INPUT DATA.
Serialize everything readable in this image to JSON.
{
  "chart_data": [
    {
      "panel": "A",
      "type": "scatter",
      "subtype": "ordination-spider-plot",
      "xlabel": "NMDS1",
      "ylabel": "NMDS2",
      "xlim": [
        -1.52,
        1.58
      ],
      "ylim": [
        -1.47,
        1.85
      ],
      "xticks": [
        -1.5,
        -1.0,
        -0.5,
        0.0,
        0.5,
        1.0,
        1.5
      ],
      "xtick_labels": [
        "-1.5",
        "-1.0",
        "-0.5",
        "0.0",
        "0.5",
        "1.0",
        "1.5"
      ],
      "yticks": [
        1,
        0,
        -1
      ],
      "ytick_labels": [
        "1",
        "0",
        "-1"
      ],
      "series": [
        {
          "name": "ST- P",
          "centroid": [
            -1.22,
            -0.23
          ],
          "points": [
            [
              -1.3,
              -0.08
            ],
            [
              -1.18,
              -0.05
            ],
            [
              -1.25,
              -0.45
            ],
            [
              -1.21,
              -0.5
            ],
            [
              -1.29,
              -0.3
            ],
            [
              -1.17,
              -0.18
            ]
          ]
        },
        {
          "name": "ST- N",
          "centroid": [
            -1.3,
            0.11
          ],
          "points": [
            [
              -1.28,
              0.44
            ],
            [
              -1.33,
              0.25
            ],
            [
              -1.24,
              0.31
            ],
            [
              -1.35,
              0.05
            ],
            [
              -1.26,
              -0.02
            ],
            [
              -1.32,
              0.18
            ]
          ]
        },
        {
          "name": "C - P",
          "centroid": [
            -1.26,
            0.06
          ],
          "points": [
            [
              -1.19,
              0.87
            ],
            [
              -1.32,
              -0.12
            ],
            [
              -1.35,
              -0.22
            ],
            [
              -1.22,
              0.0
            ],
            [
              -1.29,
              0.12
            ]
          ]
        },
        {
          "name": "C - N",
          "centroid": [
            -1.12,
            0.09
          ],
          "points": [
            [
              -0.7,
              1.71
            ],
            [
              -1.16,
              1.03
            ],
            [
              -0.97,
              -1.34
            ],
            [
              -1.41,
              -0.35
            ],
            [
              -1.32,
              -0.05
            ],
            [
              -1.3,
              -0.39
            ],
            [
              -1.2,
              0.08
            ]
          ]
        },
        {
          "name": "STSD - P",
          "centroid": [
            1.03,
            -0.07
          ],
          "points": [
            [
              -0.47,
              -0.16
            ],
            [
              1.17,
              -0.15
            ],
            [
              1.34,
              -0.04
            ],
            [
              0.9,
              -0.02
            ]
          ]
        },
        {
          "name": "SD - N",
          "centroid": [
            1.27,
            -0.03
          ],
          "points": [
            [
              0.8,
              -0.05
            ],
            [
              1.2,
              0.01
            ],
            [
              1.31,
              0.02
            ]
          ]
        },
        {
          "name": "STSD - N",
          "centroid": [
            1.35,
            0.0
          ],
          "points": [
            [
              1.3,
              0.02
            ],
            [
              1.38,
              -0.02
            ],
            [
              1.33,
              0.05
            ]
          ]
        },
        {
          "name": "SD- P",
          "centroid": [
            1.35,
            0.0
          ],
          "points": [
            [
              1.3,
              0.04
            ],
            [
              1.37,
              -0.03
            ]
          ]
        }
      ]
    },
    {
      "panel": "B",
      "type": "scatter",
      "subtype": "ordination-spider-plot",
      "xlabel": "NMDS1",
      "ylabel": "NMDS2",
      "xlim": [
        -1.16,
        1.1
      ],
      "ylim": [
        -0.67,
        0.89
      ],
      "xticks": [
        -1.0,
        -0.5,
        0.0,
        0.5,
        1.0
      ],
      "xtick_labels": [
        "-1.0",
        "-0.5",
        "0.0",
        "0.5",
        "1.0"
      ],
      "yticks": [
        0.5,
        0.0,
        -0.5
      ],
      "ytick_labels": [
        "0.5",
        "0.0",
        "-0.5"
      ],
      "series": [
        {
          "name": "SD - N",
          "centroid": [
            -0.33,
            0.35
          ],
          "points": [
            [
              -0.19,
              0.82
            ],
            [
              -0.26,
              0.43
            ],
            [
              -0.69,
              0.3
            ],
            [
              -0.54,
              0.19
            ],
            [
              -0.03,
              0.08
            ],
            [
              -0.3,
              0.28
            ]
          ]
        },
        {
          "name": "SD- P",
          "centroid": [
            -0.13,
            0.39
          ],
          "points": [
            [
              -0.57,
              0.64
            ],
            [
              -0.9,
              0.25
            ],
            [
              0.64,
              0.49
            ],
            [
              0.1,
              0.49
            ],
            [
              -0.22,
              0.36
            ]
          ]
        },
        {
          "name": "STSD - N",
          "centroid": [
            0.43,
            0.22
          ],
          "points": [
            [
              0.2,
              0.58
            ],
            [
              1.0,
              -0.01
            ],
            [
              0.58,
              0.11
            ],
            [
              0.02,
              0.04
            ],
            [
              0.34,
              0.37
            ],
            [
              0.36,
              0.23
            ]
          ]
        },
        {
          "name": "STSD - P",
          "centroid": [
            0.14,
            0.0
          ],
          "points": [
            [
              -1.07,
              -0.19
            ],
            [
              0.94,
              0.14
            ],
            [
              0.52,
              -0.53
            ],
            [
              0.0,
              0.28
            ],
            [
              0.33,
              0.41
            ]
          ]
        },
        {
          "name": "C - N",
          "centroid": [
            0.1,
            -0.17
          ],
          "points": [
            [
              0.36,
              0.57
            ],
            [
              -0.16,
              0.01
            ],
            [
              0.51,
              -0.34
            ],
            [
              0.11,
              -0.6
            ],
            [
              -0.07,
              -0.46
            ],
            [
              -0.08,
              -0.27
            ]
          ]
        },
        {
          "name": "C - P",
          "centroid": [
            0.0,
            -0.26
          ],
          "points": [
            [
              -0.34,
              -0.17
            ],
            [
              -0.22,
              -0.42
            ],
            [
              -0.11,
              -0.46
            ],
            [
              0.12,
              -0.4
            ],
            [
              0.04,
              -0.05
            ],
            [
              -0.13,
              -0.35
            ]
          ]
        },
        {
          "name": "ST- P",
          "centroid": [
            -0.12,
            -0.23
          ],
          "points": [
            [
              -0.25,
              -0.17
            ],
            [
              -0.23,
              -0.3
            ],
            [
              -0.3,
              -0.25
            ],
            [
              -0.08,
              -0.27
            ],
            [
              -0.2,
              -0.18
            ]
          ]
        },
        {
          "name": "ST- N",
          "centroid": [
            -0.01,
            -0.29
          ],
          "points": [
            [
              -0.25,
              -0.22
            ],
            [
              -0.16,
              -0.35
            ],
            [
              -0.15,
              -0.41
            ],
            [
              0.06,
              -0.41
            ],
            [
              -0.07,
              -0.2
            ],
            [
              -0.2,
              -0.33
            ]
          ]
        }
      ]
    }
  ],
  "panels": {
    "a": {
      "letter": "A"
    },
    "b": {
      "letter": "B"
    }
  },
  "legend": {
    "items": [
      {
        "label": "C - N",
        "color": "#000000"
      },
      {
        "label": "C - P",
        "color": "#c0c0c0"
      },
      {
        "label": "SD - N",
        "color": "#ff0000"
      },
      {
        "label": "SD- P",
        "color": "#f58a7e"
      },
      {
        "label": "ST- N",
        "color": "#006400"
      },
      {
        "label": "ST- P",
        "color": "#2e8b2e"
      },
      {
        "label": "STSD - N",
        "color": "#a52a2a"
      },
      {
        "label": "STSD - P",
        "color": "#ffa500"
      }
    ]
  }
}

TO DO. Output every entry shown above, exactly.

SOLUTION TO THIS PROBLEM.
Serialize everything readable in this image to JSON.
{
  "chart_data": [
    {
      "panel": "A",
      "type": "scatter",
      "subtype": "ordination-spider-plot",
      "xlabel": "NMDS1",
      "ylabel": "NMDS2",
      "xlim": [
        -1.52,
        1.58
      ],
      "ylim": [
        -1.47,
        1.85
      ],
      "xticks": [
        -1.5,
        -1.0,
        -0.5,
        0.0,
        0.5,
        1.0,
        1.5
      ],
      "xtick_labels": [
        "-1.5",
        "-1.0",
        "-0.5",
        "0.0",
        "0.5",
        "1.0",
        "1.5"
      ],
      "yticks": [
        1,
        0,
        -1
      ],
      "ytick_labels": [
        "1",
        "0",
        "-1"
      ],
      "series": [
        {
          "name": "ST- P",
          "centroid": [
            -1.22,
            -0.23
          ],
          "points": [
            [
              -1.3,
              -0.08
            ],
            [
              -1.18,
              -0.05
            ],
            [
              -1.25,
              -0.45
            ],
            [
              -1.21,
              -0.5
            ],
            [
              -1.29,
              -0.3
            ],
            [
              -1.17,
              -0.18
            ]
          ]
        },
        {
          "name": "ST- N",
          "centroid": [
            -1.3,
            0.11
          ],
          "points": [
            [
              -1.28,
              0.44
            ],
            [
              -1.33,
              0.25
            ],
            [
              -1.24,
              0.31
            ],
            [
              -1.35,
              0.05
            ],
            [
              -1.26,
              -0.02
            ],
            [
              -1.32,
              0.18
            ]
          ]
        },
        {
          "name": "C - P",
          "centroid": [
            -1.26,
            0.06
          ],
          "points": [
            [
              -1.19,
              0.87
            ],
            [
              -1.32,
              -0.12
            ],
            [
              -1.35,
              -0.22
            ],
            [
              -1.22,
              0.0
            ],
            [
              -1.29,
              0.12
            ]
          ]
        },
        {
          "name": "C - N",
          "centroid": [
            -1.12,
            0.09
          ],
          "points": [
            [
              -0.7,
              1.71
            ],
            [
              -1.16,
              1.03
            ],
            [
              -0.97,
              -1.34
            ],
            [
              -1.41,
              -0.35
            ],
            [
              -1.32,
              -0.05
            ],
            [
              -1.3,
              -0.39
            ],
            [
              -1.2,
              0.08
            ]
          ]
        },
        {
          "name": "STSD - P",
          "centroid": [
            1.03,
            -0.07
          ],
          "points": [
            [
              -0.47,
              -0.16
            ],
            [
              1.17,
              -0.15
            ],
            [
              1.34,
              -0.04
            ],
            [
              0.9,
              -0.02
            ]
          ]
        },
        {
          "name": "SD - N",
          "centroid": [
            1.27,
            -0.03
          ],
          "points": [
            [
              0.8,
              -0.05
            ],
            [
              1.2,
              0.01
            ],
            [
              1.31,
              0.02
            ]
          ]
        },
        {
          "name": "STSD - N",
          "centroid": [
            1.35,
            0.0
          ],
          "points": [
            [
              1.3,
              0.02
            ],
            [
              1.38,
              -0.02
            ],
            [
              1.33,
              0.05
            ]
          ]
        },
        {
          "name": "SD- P",
          "centroid": [
            1.35,
            0.0
          ],
          "points": [
            [
              1.3,
              0.04
            ],
            [
              1.37,
              -0.03
            ]
          ]
        }
      ]
    },
    {
      "panel": "B",
      "type": "scatter",
      "subtype": "ordination-spider-plot",
      "xlabel": "NMDS1",
      "ylabel": "NMDS2",
      "xlim": [
        -1.16,
        1.1
      ],
      "ylim": [
        -0.67,
        0.89
      ],
      "xticks": [
        -1.0,
        -0.5,
        0.0,
        0.5,
        1.0
      ],
      "xtick_labels": [
        "-1.0",
        "-0.5",
        "0.0",
        "0.5",
        "1.0"
      ],
      "yticks": [
        0.5,
        0.0,
        -0.5
      ],
      "ytick_labels": [
        "0.5",
        "0.0",
        "-0.5"
      ],
      "series": [
        {
          "name": "SD - N",
          "centroid": [
            -0.33,
            0.35
          ],
          "points": [
            [
              -0.19,
              0.82
            ],
            [
              -0.26,
              0.43
            ],
            [
              -0.69,
              0.3
            ],
            [
              -0.54,
              0.19
            ],
            [
              -0.03,
              0.08
            ],
            [
              -0.3,
              0.28
            ]
          ]
        },
        {
          "name": "SD- P",
          "centroid": [
            -0.13,
            0.39
          ],
          "points": [
            [
              -0.57,
              0.64
            ],
            [
              -0.9,
              0.25
            ],
            [
              0.64,
              0.49
            ],
            [
              0.1,
              0.49
            ],
            [
              -0.22,
              0.36
            ]
          ]
        },
        {
          "name": "STSD - N",
          "centroid": [
            0.43,
            0.22
          ],
          "points": [
            [
              0.2,
              0.58
            ],
            [
              1.0,
              -0.01
            ],
            [
              0.58,
              0.11
            ],
            [
              0.02,
              0.04
            ],
            [
              0.34,
              0.37
            ],
            [
              0.36,
              0.23
            ]
          ]
        },
        {
          "name": "STSD - P",
          "centroid": [
            0.14,
            0.0
          ],
          "points": [
            [
              -1.07,
              -0.19
            ],
            [
              0.94,
              0.14
            ],
            [
              0.52,
              -0.53
            ],
            [
              0.0,
              0.28
            ],
            [
              0.33,
              0.41
            ]
          ]
        },
        {
          "name": "C - N",
          "centroid": [
            0.1,
            -0.17
          ],
          "points": [
            [
              0.36,
              0.57
            ],
            [
              -0.16,
              0.01
            ],
            [
              0.51,
              -0.34
            ],
            [
              0.11,
              -0.6
            ],
            [
              -0.07,
              -0.46
            ],
            [
              -0.08,
              -0.27
            ]
          ]
        },
        {
          "name": "C - P",
          "centroid": [
            0.0,
            -0.26
          ],
          "points": [
            [
              -0.34,
              -0.17
            ],
            [
              -0.22,
              -0.42
            ],
            [
              -0.11,
              -0.46
            ],
            [
              0.12,
              -0.4
            ],
            [
              0.04,
              -0.05
            ],
            [
              -0.13,
              -0.35
            ]
          ]
        },
        {
          "name": "ST- P",
          "centroid": [
            -0.12,
            -0.23
          ],
          "points": [
            [
              -0.25,
              -0.17
            ],
            [
              -0.23,
              -0.3
            ],
            [
              -0.3,
              -0.25
            ],
            [
              -0.08,
              -0.27
            ],
            [
              -0.2,
              -0.18
            ]
          ]
        },
        {
          "name": "ST- N",
          "centroid": [
            -0.01,
            -0.29
          ],
          "points": [
            [
              -0.25,
              -0.22
            ],
            [
              -0.16,
              -0.35
            ],
            [
              -0.15,
              -0.41
            ],
            [
              0.06,
              -0.41
            ],
            [
              -0.07,
              -0.2
            ],
            [
              -0.2,
              -0.33
            ]
          ]
        }
      ]
    }
  ],
  "panels": {
    "a": {
      "letter": "A"
    },
    "b": {
      "letter": "B"
    }
  },
  "legend": {
    "items": [
      {
        "label": "C - N",
        "color": "#000000"
      },
      {
        "label": "C - P",
        "color": "#c0c0c0"
      },
      {
        "label": "SD - N",
        "color": "#ff0000"
      },
      {
        "label": "SD- P",
        "color": "#f58a7e"
      },
      {
        "label": "ST- N",
        "color": "#006400"
      },
      {
        "label": "ST- P",
        "color": "#2e8b2e"
      },
      {
        "label": "STSD - N",
        "color": "#a52a2a"
      },
      {
        "label": "STSD - P",
        "color": "#ffa500"
      }
    ]
  }
}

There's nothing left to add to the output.